**Exercise objective:**
Count the lines that hold the string "painter". Reply with the number alone.

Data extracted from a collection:
___
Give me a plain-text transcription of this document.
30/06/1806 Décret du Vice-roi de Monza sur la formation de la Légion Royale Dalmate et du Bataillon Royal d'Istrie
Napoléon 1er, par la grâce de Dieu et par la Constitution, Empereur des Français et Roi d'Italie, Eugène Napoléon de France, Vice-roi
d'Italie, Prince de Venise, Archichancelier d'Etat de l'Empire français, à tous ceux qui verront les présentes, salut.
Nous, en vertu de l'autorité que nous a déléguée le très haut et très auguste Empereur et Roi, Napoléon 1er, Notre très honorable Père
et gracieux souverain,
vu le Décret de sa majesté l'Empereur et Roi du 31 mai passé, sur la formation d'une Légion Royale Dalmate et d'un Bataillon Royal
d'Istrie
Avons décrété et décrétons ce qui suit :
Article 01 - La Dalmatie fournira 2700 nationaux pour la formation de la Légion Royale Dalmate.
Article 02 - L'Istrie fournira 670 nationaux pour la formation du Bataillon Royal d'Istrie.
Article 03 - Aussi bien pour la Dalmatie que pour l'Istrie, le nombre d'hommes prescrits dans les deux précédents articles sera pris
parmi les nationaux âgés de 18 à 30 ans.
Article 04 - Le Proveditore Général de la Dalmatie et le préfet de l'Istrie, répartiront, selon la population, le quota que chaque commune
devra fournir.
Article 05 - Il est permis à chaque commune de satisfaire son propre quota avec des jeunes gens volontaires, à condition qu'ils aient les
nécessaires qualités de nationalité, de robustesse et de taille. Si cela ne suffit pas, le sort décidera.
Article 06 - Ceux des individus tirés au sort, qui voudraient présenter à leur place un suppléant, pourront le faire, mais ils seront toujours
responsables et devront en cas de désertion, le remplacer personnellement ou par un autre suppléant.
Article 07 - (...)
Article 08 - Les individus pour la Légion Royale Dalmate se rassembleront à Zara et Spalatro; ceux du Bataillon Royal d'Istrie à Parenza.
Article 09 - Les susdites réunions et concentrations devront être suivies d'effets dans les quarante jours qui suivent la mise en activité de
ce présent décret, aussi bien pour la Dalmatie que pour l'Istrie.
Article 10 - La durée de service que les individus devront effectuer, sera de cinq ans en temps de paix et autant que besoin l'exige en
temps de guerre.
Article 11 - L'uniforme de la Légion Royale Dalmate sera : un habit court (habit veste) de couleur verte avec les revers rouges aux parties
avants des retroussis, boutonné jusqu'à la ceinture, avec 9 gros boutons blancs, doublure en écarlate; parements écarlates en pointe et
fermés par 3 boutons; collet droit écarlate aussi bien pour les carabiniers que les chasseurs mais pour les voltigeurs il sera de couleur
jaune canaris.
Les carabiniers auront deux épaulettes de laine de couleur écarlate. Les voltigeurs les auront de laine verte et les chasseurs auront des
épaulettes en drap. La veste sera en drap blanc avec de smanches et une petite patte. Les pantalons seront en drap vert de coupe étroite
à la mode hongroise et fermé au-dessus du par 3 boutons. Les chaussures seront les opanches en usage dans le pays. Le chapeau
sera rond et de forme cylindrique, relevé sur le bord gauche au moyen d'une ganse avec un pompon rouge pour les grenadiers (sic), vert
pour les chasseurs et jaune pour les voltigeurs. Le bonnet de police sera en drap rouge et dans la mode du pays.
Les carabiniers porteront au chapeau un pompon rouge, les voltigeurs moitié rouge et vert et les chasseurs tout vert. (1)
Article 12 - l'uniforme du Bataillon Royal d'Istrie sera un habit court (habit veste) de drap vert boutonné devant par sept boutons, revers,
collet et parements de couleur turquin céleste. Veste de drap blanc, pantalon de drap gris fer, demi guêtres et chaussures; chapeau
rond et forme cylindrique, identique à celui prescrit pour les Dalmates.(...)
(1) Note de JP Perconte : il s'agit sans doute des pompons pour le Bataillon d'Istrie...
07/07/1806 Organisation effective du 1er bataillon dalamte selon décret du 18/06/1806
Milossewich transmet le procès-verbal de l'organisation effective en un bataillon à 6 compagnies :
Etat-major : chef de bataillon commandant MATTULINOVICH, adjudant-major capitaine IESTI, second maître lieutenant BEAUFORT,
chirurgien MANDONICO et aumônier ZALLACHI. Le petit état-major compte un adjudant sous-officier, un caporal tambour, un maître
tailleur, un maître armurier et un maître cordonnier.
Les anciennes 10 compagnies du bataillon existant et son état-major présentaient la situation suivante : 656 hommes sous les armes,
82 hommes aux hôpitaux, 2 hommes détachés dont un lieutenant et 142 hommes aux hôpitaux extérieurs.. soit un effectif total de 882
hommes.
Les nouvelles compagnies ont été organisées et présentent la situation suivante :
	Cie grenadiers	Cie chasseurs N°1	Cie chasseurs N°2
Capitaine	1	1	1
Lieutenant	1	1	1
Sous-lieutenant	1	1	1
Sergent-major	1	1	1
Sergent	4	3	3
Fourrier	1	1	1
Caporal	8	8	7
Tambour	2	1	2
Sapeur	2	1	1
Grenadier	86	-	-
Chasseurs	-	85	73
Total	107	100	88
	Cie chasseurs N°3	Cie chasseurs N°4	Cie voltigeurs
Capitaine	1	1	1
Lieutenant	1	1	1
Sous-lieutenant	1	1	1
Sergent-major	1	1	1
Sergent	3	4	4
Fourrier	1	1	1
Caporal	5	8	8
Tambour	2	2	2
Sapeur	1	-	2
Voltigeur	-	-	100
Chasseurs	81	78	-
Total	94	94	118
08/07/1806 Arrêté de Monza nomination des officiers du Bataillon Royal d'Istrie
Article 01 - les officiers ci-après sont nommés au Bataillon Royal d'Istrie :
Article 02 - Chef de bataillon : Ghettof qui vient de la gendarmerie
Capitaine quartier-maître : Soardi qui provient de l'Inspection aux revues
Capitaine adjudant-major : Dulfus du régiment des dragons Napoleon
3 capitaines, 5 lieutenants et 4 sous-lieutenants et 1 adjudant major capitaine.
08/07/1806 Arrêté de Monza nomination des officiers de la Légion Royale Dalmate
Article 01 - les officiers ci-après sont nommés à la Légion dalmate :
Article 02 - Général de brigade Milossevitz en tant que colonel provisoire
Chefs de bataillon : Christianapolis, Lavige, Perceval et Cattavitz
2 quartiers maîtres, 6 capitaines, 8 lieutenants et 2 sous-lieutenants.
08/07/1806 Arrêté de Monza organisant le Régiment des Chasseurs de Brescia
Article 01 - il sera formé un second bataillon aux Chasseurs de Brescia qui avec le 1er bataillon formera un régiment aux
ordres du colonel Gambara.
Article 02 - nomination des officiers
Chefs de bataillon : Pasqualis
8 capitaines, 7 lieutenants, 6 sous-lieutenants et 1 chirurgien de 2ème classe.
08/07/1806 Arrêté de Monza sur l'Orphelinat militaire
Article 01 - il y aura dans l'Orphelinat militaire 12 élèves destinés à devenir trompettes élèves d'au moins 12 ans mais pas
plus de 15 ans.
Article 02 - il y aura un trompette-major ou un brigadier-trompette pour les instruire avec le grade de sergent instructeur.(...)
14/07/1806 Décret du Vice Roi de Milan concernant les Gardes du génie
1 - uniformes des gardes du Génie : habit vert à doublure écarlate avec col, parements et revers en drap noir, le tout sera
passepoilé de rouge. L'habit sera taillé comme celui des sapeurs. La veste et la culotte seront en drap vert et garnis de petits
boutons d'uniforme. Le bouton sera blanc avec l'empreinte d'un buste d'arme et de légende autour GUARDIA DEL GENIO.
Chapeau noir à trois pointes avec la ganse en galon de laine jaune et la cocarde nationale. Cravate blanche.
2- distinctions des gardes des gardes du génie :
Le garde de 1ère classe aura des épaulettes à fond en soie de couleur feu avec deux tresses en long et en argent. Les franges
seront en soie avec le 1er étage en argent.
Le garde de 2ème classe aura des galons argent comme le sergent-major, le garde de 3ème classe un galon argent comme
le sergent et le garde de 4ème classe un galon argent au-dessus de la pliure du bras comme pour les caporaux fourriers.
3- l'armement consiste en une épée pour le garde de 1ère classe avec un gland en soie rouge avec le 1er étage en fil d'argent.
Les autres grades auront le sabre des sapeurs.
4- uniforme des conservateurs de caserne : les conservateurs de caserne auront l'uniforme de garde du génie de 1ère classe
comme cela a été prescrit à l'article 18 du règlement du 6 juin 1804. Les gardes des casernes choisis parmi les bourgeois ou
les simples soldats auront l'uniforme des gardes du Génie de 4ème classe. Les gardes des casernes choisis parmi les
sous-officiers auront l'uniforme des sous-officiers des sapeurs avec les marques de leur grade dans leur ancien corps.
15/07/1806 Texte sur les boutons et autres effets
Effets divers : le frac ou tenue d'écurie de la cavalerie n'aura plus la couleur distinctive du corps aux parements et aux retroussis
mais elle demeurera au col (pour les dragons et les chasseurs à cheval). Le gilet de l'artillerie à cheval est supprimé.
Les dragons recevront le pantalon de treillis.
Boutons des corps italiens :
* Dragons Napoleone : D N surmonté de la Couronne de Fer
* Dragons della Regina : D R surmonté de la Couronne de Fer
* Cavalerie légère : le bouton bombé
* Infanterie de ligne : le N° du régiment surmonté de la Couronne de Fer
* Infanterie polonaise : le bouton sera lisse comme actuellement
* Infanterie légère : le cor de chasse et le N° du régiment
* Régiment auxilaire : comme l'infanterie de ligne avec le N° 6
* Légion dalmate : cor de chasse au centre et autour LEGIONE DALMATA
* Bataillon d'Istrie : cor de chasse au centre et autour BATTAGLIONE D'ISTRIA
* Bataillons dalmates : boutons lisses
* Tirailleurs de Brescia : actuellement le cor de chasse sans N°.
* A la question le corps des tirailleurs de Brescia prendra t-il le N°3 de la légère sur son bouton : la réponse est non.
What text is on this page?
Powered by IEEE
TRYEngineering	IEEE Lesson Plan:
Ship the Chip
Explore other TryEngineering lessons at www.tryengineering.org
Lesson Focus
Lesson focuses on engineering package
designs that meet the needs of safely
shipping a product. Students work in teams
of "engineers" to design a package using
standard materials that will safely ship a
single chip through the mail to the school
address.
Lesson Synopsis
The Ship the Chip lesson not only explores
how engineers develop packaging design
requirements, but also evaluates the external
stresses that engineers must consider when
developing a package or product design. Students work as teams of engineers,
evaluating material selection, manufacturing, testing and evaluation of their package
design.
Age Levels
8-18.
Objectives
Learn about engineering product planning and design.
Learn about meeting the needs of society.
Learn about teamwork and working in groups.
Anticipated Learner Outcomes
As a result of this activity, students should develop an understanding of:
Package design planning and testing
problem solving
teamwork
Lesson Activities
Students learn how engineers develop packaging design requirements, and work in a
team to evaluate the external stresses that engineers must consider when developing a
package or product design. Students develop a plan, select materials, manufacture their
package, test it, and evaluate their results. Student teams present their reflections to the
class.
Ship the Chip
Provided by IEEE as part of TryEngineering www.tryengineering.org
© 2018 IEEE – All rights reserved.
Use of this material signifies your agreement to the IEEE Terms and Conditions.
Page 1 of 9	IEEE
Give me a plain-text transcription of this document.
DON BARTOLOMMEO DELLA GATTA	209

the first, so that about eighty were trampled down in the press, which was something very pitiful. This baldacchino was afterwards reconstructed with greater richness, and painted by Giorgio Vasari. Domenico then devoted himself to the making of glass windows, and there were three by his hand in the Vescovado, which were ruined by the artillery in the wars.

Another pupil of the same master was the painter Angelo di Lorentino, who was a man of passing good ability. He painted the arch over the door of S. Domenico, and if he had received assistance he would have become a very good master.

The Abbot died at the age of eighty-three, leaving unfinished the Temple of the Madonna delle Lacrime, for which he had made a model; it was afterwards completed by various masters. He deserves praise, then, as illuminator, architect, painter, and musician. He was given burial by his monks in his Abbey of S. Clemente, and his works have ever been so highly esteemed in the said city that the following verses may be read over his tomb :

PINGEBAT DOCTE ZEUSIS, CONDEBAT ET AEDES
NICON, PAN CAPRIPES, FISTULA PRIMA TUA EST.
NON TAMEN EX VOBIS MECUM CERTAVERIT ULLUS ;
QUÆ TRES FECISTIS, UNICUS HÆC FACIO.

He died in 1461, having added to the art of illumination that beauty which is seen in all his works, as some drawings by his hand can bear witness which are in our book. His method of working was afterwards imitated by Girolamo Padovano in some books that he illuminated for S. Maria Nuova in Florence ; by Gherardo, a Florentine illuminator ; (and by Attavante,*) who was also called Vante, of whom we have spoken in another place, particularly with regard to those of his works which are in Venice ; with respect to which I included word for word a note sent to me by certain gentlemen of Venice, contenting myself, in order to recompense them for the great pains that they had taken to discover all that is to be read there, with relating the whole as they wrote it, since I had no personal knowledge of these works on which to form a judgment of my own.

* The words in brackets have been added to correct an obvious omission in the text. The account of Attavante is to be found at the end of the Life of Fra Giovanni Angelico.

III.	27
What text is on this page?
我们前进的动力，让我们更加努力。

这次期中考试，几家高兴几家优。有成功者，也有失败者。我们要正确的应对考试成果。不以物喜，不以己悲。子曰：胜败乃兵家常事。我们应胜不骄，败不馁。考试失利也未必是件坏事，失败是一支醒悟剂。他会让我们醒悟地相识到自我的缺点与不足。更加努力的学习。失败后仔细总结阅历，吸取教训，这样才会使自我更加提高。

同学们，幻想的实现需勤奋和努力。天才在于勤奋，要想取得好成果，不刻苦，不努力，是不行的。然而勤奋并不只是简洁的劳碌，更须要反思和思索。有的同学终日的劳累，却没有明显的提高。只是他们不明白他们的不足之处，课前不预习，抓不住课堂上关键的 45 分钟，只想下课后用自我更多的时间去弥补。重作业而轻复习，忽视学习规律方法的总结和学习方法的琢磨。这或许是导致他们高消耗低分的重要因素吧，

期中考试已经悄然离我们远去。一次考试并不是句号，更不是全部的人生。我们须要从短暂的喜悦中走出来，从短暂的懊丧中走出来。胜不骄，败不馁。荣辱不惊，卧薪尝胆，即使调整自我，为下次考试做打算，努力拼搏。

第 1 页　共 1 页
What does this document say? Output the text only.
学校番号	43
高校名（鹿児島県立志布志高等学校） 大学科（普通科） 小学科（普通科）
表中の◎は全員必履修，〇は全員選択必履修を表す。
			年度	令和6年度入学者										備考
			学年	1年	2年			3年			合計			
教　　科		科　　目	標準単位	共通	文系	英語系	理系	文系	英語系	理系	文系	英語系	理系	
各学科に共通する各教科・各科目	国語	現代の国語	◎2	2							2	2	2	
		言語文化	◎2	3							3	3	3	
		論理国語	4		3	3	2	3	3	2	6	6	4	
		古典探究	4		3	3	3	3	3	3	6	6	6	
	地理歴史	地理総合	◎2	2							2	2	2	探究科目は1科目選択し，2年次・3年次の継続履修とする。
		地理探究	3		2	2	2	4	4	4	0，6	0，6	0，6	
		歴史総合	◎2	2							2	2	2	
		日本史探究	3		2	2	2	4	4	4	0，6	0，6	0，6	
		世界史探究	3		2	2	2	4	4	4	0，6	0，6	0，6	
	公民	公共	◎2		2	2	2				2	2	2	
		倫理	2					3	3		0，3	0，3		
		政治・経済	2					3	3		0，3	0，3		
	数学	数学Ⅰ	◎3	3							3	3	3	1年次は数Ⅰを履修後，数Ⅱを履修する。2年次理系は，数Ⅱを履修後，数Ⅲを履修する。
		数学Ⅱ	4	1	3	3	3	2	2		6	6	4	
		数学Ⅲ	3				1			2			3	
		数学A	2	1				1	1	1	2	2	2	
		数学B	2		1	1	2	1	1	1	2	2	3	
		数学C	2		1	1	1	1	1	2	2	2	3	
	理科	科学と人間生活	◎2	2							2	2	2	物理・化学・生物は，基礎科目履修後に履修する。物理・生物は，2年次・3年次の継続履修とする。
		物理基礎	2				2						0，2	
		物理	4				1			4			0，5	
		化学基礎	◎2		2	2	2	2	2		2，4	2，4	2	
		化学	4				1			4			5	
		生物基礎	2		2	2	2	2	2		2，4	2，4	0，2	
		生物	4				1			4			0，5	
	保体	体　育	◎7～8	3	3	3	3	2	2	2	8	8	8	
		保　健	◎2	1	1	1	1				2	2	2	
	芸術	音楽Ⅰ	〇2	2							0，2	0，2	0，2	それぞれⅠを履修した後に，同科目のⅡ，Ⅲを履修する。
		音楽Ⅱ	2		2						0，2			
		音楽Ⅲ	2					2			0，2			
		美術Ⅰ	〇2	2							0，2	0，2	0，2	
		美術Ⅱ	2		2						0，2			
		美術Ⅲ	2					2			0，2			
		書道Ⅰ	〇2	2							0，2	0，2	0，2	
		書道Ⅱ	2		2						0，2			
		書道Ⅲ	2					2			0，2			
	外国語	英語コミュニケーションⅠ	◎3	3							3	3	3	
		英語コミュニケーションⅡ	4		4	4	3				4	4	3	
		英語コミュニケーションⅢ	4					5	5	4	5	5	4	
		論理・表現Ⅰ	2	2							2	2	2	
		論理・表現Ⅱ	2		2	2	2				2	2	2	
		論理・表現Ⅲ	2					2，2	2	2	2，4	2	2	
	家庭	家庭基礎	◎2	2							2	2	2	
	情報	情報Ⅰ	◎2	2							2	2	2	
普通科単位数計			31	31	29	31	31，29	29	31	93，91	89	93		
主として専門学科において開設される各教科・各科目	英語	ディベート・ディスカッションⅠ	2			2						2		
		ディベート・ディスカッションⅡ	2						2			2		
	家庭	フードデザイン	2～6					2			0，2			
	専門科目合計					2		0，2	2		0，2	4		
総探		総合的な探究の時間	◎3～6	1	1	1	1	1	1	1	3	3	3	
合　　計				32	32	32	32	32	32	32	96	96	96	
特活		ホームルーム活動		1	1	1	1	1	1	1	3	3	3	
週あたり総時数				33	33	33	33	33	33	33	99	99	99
___
**Expected answer:**
2